#### JOB
Please give the listing again, word for word, with nothing left out.

Entries from a dataset:
___
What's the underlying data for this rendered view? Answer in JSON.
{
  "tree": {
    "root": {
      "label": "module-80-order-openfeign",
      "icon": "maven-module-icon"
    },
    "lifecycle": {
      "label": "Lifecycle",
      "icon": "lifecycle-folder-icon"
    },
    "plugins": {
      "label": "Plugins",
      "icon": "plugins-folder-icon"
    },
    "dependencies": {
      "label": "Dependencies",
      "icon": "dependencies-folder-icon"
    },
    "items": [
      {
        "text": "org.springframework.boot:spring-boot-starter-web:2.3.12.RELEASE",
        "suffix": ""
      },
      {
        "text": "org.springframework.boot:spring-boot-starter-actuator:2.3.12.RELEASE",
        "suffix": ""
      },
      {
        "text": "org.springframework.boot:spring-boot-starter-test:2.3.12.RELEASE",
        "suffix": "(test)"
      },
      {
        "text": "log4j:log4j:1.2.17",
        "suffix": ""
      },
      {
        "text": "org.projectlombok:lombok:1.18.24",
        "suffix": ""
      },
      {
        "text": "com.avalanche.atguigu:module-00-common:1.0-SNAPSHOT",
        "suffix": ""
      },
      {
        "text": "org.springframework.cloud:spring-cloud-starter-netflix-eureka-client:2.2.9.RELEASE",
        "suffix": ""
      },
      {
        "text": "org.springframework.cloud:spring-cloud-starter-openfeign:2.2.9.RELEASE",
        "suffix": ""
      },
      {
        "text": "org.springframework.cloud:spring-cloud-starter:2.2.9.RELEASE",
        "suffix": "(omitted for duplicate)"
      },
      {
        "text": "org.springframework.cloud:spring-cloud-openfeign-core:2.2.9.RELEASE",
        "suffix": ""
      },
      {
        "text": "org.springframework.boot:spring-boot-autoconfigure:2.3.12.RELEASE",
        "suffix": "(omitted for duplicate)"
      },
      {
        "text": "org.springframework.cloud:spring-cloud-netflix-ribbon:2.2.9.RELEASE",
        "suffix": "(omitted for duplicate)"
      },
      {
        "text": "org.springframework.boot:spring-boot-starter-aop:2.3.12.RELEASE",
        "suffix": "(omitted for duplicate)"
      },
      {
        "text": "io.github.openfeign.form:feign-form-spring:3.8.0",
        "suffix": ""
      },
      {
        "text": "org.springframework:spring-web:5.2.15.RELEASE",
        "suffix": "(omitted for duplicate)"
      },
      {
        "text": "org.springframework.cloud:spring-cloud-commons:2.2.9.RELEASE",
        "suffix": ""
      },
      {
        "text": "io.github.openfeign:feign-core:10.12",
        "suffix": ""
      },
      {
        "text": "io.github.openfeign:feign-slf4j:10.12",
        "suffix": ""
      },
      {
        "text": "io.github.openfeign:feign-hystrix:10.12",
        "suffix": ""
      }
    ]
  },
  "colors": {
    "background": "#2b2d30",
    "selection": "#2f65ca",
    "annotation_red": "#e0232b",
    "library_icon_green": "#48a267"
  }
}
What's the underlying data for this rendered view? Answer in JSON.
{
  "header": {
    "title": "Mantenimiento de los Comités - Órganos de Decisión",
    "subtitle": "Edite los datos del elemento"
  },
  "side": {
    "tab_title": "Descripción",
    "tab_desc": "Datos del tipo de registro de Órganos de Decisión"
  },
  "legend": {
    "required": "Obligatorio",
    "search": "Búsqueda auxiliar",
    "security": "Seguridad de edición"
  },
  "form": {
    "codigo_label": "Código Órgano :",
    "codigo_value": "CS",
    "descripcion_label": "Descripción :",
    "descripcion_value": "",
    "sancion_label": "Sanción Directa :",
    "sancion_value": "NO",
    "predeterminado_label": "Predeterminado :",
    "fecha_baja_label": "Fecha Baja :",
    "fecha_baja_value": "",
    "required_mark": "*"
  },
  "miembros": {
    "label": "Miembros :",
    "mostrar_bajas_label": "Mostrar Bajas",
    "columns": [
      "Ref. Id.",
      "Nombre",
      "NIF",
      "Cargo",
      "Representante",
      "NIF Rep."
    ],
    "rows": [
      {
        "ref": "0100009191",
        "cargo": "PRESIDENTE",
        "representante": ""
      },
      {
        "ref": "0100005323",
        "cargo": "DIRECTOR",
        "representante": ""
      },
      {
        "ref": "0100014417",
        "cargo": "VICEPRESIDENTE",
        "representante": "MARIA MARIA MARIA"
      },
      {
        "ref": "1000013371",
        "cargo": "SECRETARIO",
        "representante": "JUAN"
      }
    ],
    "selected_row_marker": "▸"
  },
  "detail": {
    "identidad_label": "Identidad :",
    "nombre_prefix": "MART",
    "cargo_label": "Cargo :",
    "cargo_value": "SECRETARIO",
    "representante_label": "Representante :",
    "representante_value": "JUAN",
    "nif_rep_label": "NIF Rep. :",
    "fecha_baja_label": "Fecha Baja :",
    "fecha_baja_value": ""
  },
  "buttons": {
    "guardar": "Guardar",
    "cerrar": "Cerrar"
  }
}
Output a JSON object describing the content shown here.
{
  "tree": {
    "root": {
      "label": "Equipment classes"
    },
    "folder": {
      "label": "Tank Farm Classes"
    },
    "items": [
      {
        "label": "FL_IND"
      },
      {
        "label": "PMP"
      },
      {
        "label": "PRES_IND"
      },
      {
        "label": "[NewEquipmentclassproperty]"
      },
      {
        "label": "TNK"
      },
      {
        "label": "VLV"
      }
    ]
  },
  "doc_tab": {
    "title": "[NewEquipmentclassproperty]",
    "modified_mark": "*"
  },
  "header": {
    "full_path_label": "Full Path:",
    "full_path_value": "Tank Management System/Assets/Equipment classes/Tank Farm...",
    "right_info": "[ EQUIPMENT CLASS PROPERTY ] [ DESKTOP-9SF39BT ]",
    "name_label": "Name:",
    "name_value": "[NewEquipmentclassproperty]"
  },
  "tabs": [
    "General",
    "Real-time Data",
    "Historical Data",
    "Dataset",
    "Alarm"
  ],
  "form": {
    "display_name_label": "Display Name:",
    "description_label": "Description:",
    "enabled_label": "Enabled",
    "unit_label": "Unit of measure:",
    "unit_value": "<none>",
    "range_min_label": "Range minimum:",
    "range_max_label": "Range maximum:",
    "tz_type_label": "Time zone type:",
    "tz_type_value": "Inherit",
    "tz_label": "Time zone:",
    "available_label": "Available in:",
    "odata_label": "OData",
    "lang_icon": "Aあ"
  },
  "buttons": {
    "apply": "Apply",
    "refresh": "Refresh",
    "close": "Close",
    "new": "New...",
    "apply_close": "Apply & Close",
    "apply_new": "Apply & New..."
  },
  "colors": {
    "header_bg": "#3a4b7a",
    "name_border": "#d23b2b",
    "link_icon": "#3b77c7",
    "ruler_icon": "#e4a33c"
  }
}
___
#### RESPONSE TO THIS TASK
What's the underlying data for this rendered view? Answer in JSON.
{
  "tree": {
    "root": {
      "label": "module-80-order-openfeign",
      "icon": "maven-module-icon"
    },
    "lifecycle": {
      "label": "Lifecycle",
      "icon": "lifecycle-folder-icon"
    },
    "plugins": {
      "label": "Plugins",
      "icon": "plugins-folder-icon"
    },
    "dependencies": {
      "label": "Dependencies",
      "icon": "dependencies-folder-icon"
    },
    "items": [
      {
        "text": "org.springframework.boot:spring-boot-starter-web:2.3.12.RELEASE",
        "suffix": ""
      },
      {
        "text": "org.springframework.boot:spring-boot-starter-actuator:2.3.12.RELEASE",
        "suffix": ""
      },
      {
        "text": "org.springframework.boot:spring-boot-starter-test:2.3.12.RELEASE",
        "suffix": "(test)"
      },
      {
        "text": "log4j:log4j:1.2.17",
        "suffix": ""
      },
      {
        "text": "org.projectlombok:lombok:1.18.24",
        "suffix": ""
      },
      {
        "text": "com.avalanche.atguigu:module-00-common:1.0-SNAPSHOT",
        "suffix": ""
      },
      {
        "text": "org.springframework.cloud:spring-cloud-starter-netflix-eureka-client:2.2.9.RELEASE",
        "suffix": ""
      },
      {
        "text": "org.springframework.cloud:spring-cloud-starter-openfeign:2.2.9.RELEASE",
        "suffix": ""
      },
      {
        "text": "org.springframework.cloud:spring-cloud-starter:2.2.9.RELEASE",
        "suffix": "(omitted for duplicate)"
      },
      {
        "text": "org.springframework.cloud:spring-cloud-openfeign-core:2.2.9.RELEASE",
        "suffix": ""
      },
      {
        "text": "org.springframework.boot:spring-boot-autoconfigure:2.3.12.RELEASE",
        "suffix": "(omitted for duplicate)"
      },
      {
        "text": "org.springframework.cloud:spring-cloud-netflix-ribbon:2.2.9.RELEASE",
        "suffix": "(omitted for duplicate)"
      },
      {
        "text": "org.springframework.boot:spring-boot-starter-aop:2.3.12.RELEASE",
        "suffix": "(omitted for duplicate)"
      },
      {
        "text": "io.github.openfeign.form:feign-form-spring:3.8.0",
        "suffix": ""
      },
      {
        "text": "org.springframework:spring-web:5.2.15.RELEASE",
        "suffix": "(omitted for duplicate)"
      },
      {
        "text": "org.springframework.cloud:spring-cloud-commons:2.2.9.RELEASE",
        "suffix": ""
      },
      {
        "text": "io.github.openfeign:feign-core:10.12",
        "suffix": ""
      },
      {
        "text": "io.github.openfeign:feign-slf4j:10.12",
        "suffix": ""
      },
      {
        "text": "io.github.openfeign:feign-hystrix:10.12",
        "suffix": ""
      }
    ]
  },
  "colors": {
    "background": "#2b2d30",
    "selection": "#2f65ca",
    "annotation_red": "#e0232b",
    "library_icon_green": "#48a267"
  }
}
What's the underlying data for this rendered view? Answer in JSON.
{
  "header": {
    "title": "Mantenimiento de los Comités - Órganos de Decisión",
    "subtitle": "Edite los datos del elemento"
  },
  "side": {
    "tab_title": "Descripción",
    "tab_desc": "Datos del tipo de registro de Órganos de Decisión"
  },
  "legend": {
    "required": "Obligatorio",
    "search": "Búsqueda auxiliar",
    "security": "Seguridad de edición"
  },
  "form": {
    "codigo_label": "Código Órgano :",
    "codigo_value": "CS",
    "descripcion_label": "Descripción :",
    "descripcion_value": "",
    "sancion_label": "Sanción Directa :",
    "sancion_value": "NO",
    "predeterminado_label": "Predeterminado :",
    "fecha_baja_label": "Fecha Baja :",
    "fecha_baja_value": "",
    "required_mark": "*"
  },
  "miembros": {
    "label": "Miembros :",
    "mostrar_bajas_label": "Mostrar Bajas",
    "columns": [
      "Ref. Id.",
      "Nombre",
      "NIF",
      "Cargo",
      "Representante",
      "NIF Rep."
    ],
    "rows": [
      {
        "ref": "0100009191",
        "cargo": "PRESIDENTE",
        "representante": ""
      },
      {
        "ref": "0100005323",
        "cargo": "DIRECTOR",
        "representante": ""
      },
      {
        "ref": "0100014417",
        "cargo": "VICEPRESIDENTE",
        "representante": "MARIA MARIA MARIA"
      },
      {
        "ref": "1000013371",
        "cargo": "SECRETARIO",
        "representante": "JUAN"
      }
    ],
    "selected_row_marker": "▸"
  },
  "detail": {
    "identidad_label": "Identidad :",
    "nombre_prefix": "MART",
    "cargo_label": "Cargo :",
    "cargo_value": "SECRETARIO",
    "representante_label": "Representante :",
    "representante_value": "JUAN",
    "nif_rep_label": "NIF Rep. :",
    "fecha_baja_label": "Fecha Baja :",
    "fecha_baja_value": ""
  },
  "buttons": {
    "guardar": "Guardar",
    "cerrar": "Cerrar"
  }
}
Output a JSON object describing the content shown here.
{
  "tree": {
    "root": {
      "label": "Equipment classes"
    },
    "folder": {
      "label": "Tank Farm Classes"
    },
    "items": [
      {
        "label": "FL_IND"
      },
      {
        "label": "PMP"
      },
      {
        "label": "PRES_IND"
      },
      {
        "label": "[NewEquipmentclassproperty]"
      },
      {
        "label": "TNK"
      },
      {
        "label": "VLV"
      }
    ]
  },
  "doc_tab": {
    "title": "[NewEquipmentclassproperty]",
    "modified_mark": "*"
  },
  "header": {
    "full_path_label": "Full Path:",
    "full_path_value": "Tank Management System/Assets/Equipment classes/Tank Farm...",
    "right_info": "[ EQUIPMENT CLASS PROPERTY ] [ DESKTOP-9SF39BT ]",
    "name_label": "Name:",
    "name_value": "[NewEquipmentclassproperty]"
  },
  "tabs": [
    "General",
    "Real-time Data",
    "Historical Data",
    "Dataset",
    "Alarm"
  ],
  "form": {
    "display_name_label": "Display Name:",
    "description_label": "Description:",
    "enabled_label": "Enabled",
    "unit_label": "Unit of measure:",
    "unit_value": "<none>",
    "range_min_label": "Range minimum:",
    "range_max_label": "Range maximum:",
    "tz_type_label": "Time zone type:",
    "tz_type_value": "Inherit",
    "tz_label": "Time zone:",
    "available_label": "Available in:",
    "odata_label": "OData",
    "lang_icon": "Aあ"
  },
  "buttons": {
    "apply": "Apply",
    "refresh": "Refresh",
    "close": "Close",
    "new": "New...",
    "apply_close": "Apply & Close",
    "apply_new": "Apply & New..."
  },
  "colors": {
    "header_bg": "#3a4b7a",
    "name_border": "#d23b2b",
    "link_icon": "#3b77c7",
    "ruler_icon": "#e4a33c"
  }
}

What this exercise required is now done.